Figure record extracts
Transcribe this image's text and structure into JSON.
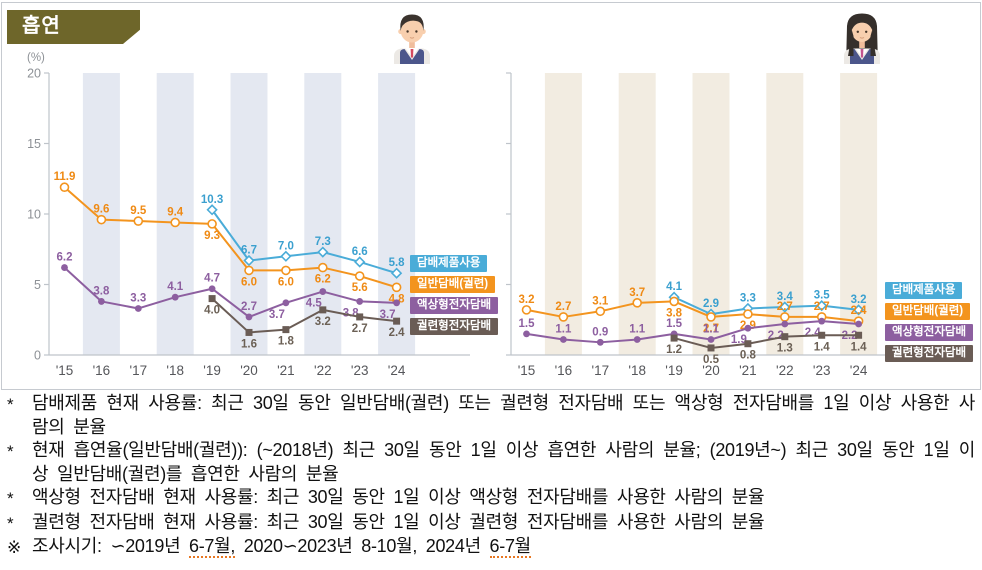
{
  "title": "흡연",
  "y_axis": {
    "unit_label": "(%)",
    "ticks": [
      0,
      5,
      10,
      15,
      20
    ]
  },
  "years": [
    "'15",
    "'16",
    "'17",
    "'18",
    "'19",
    "'20",
    "'21",
    "'22",
    "'23",
    "'24"
  ],
  "legend": [
    "담배제품사용",
    "일반담배(궐련)",
    "액상형전자담배",
    "궐련형전자담배"
  ],
  "colors": {
    "banner": "#6e662a",
    "product_use": "#4aacd8",
    "cigarette": "#f3941e",
    "liquid_ecig": "#8d5fa0",
    "heated_tobacco": "#6a5c55",
    "band_boys": "#e4e8f1",
    "band_girls": "#f2ece1"
  },
  "icons": {
    "boys_panel": "boy-avatar",
    "girls_panel": "girl-avatar"
  },
  "chart_data": [
    {
      "type": "line",
      "panel": "boys",
      "avatar_icon": "boy-avatar",
      "x": [
        "'15",
        "'16",
        "'17",
        "'18",
        "'19",
        "'20",
        "'21",
        "'22",
        "'23",
        "'24"
      ],
      "ylim": [
        0,
        20
      ],
      "y_ticks": [
        0,
        5,
        10,
        15,
        20
      ],
      "y_unit": "(%)",
      "y_tick_labels_visible": true,
      "legend_position": "right",
      "series": [
        {
          "name": "담배제품사용",
          "start": "'19",
          "values": [
            10.3,
            6.7,
            7.0,
            7.3,
            6.6,
            5.8
          ]
        },
        {
          "name": "일반담배(궐련)",
          "start": "'15",
          "values": [
            11.9,
            9.6,
            9.5,
            9.4,
            9.3,
            6.0,
            6.0,
            6.2,
            5.6,
            4.8
          ]
        },
        {
          "name": "액상형전자담배",
          "start": "'15",
          "values": [
            6.2,
            3.8,
            3.3,
            4.1,
            4.7,
            2.7,
            3.7,
            4.5,
            3.8,
            3.7
          ]
        },
        {
          "name": "궐련형전자담배",
          "start": "'19",
          "values": [
            4.0,
            1.6,
            1.8,
            3.2,
            2.7,
            2.4
          ]
        }
      ]
    },
    {
      "type": "line",
      "panel": "girls",
      "avatar_icon": "girl-avatar",
      "x": [
        "'15",
        "'16",
        "'17",
        "'18",
        "'19",
        "'20",
        "'21",
        "'22",
        "'23",
        "'24"
      ],
      "ylim": [
        0,
        20
      ],
      "y_ticks": [
        0,
        5,
        10,
        15,
        20
      ],
      "y_unit": "(%)",
      "y_tick_labels_visible": false,
      "legend_position": "right",
      "series": [
        {
          "name": "담배제품사용",
          "start": "'19",
          "values": [
            4.1,
            2.9,
            3.3,
            3.4,
            3.5,
            3.2
          ]
        },
        {
          "name": "일반담배(궐련)",
          "start": "'15",
          "values": [
            3.2,
            2.7,
            3.1,
            3.7,
            3.8,
            2.7,
            2.9,
            2.7,
            2.7,
            2.4
          ]
        },
        {
          "name": "액상형전자담배",
          "start": "'15",
          "values": [
            1.5,
            1.1,
            0.9,
            1.1,
            1.5,
            1.1,
            1.9,
            2.2,
            2.4,
            2.2
          ]
        },
        {
          "name": "궐련형전자담배",
          "start": "'19",
          "values": [
            1.2,
            0.5,
            0.8,
            1.3,
            1.4,
            1.4
          ]
        }
      ]
    }
  ],
  "footnotes": [
    {
      "bullet": "*",
      "segments": [
        {
          "t": "담배제품 현재 사용률: 최근 30일 동안 일반담배(궐련) 또는 궐련형 전자담배 또는 액상형 전자담배를 1일 이상 사용한 사람의 분율"
        }
      ]
    },
    {
      "bullet": "*",
      "segments": [
        {
          "t": "현재 흡연율(일반담배(궐련)): (~2018년) 최근 30일 동안 1일 이상 흡연한 사람의 분율; (2019년~) 최근 30일 동안 1일 이상 일반담배(궐련)를 흡연한 사람의 분율"
        }
      ]
    },
    {
      "bullet": "*",
      "segments": [
        {
          "t": "액상형 전자담배 현재 사용률: 최근 30일 동안 1일 이상 액상형 전자담배를 사용한 사람의 분율"
        }
      ]
    },
    {
      "bullet": "*",
      "segments": [
        {
          "t": "궐련형 전자담배 현재 사용률: 최근 30일 동안 1일 이상 궐련형 전자담배를 사용한 사람의 분율"
        }
      ]
    },
    {
      "bullet": "※",
      "segments": [
        {
          "t": "조사시기: ∽2019년 "
        },
        {
          "t": "6-7월,",
          "underline": true
        },
        {
          "t": " 2020∽2023년 8-10월, 2024년 "
        },
        {
          "t": "6-7월",
          "underline": true
        }
      ]
    }
  ]
}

(Exercise requirements): Output the records above exactly; leave out the pictures.

(In response):
Transcribe this image's text and structure into JSON.
{
  "title": "흡연",
  "y_axis": {
    "unit_label": "(%)",
    "ticks": [
      0,
      5,
      10,
      15,
      20
    ]
  },
  "years": [
    "'15",
    "'16",
    "'17",
    "'18",
    "'19",
    "'20",
    "'21",
    "'22",
    "'23",
    "'24"
  ],
  "legend": [
    "담배제품사용",
    "일반담배(궐련)",
    "액상형전자담배",
    "궐련형전자담배"
  ],
  "colors": {
    "banner": "#6e662a",
    "product_use": "#4aacd8",
    "cigarette": "#f3941e",
    "liquid_ecig": "#8d5fa0",
    "heated_tobacco": "#6a5c55",
    "band_boys": "#e4e8f1",
    "band_girls": "#f2ece1"
  },
  "icons": {
    "boys_panel": "boy-avatar",
    "girls_panel": "girl-avatar"
  },
  "chart_data": [
    {
      "type": "line",
      "panel": "boys",
      "avatar_icon": "boy-avatar",
      "x": [
        "'15",
        "'16",
        "'17",
        "'18",
        "'19",
        "'20",
        "'21",
        "'22",
        "'23",
        "'24"
      ],
      "ylim": [
        0,
        20
      ],
      "y_ticks": [
        0,
        5,
        10,
        15,
        20
      ],
      "y_unit": "(%)",
      "y_tick_labels_visible": true,
      "legend_position": "right",
      "series": [
        {
          "name": "담배제품사용",
          "start": "'19",
          "values": [
            10.3,
            6.7,
            7.0,
            7.3,
            6.6,
            5.8
          ]
        },
        {
          "name": "일반담배(궐련)",
          "start": "'15",
          "values": [
            11.9,
            9.6,
            9.5,
            9.4,
            9.3,
            6.0,
            6.0,
            6.2,
            5.6,
            4.8
          ]
        },
        {
          "name": "액상형전자담배",
          "start": "'15",
          "values": [
            6.2,
            3.8,
            3.3,
            4.1,
            4.7,
            2.7,
            3.7,
            4.5,
            3.8,
            3.7
          ]
        },
        {
          "name": "궐련형전자담배",
          "start": "'19",
          "values": [
            4.0,
            1.6,
            1.8,
            3.2,
            2.7,
            2.4
          ]
        }
      ]
    },
    {
      "type": "line",
      "panel": "girls",
      "avatar_icon": "girl-avatar",
      "x": [
        "'15",
        "'16",
        "'17",
        "'18",
        "'19",
        "'20",
        "'21",
        "'22",
        "'23",
        "'24"
      ],
      "ylim": [
        0,
        20
      ],
      "y_ticks": [
        0,
        5,
        10,
        15,
        20
      ],
      "y_unit": "(%)",
      "y_tick_labels_visible": false,
      "legend_position": "right",
      "series": [
        {
          "name": "담배제품사용",
          "start": "'19",
          "values": [
            4.1,
            2.9,
            3.3,
            3.4,
            3.5,
            3.2
          ]
        },
        {
          "name": "일반담배(궐련)",
          "start": "'15",
          "values": [
            3.2,
            2.7,
            3.1,
            3.7,
            3.8,
            2.7,
            2.9,
            2.7,
            2.7,
            2.4
          ]
        },
        {
          "name": "액상형전자담배",
          "start": "'15",
          "values": [
            1.5,
            1.1,
            0.9,
            1.1,
            1.5,
            1.1,
            1.9,
            2.2,
            2.4,
            2.2
          ]
        },
        {
          "name": "궐련형전자담배",
          "start": "'19",
          "values": [
            1.2,
            0.5,
            0.8,
            1.3,
            1.4,
            1.4
          ]
        }
      ]
    }
  ],
  "footnotes": [
    {
      "bullet": "*",
      "segments": [
        {
          "t": "담배제품 현재 사용률: 최근 30일 동안 일반담배(궐련) 또는 궐련형 전자담배 또는 액상형 전자담배를 1일 이상 사용한 사람의 분율"
        }
      ]
    },
    {
      "bullet": "*",
      "segments": [
        {
          "t": "현재 흡연율(일반담배(궐련)): (~2018년) 최근 30일 동안 1일 이상 흡연한 사람의 분율; (2019년~) 최근 30일 동안 1일 이상 일반담배(궐련)를 흡연한 사람의 분율"
        }
      ]
    },
    {
      "bullet": "*",
      "segments": [
        {
          "t": "액상형 전자담배 현재 사용률: 최근 30일 동안 1일 이상 액상형 전자담배를 사용한 사람의 분율"
        }
      ]
    },
    {
      "bullet": "*",
      "segments": [
        {
          "t": "궐련형 전자담배 현재 사용률: 최근 30일 동안 1일 이상 궐련형 전자담배를 사용한 사람의 분율"
        }
      ]
    },
    {
      "bullet": "※",
      "segments": [
        {
          "t": "조사시기: ∽2019년 "
        },
        {
          "t": "6-7월,",
          "underline": true
        },
        {
          "t": " 2020∽2023년 8-10월, 2024년 "
        },
        {
          "t": "6-7월",
          "underline": true
        }
      ]
    }
  ]
}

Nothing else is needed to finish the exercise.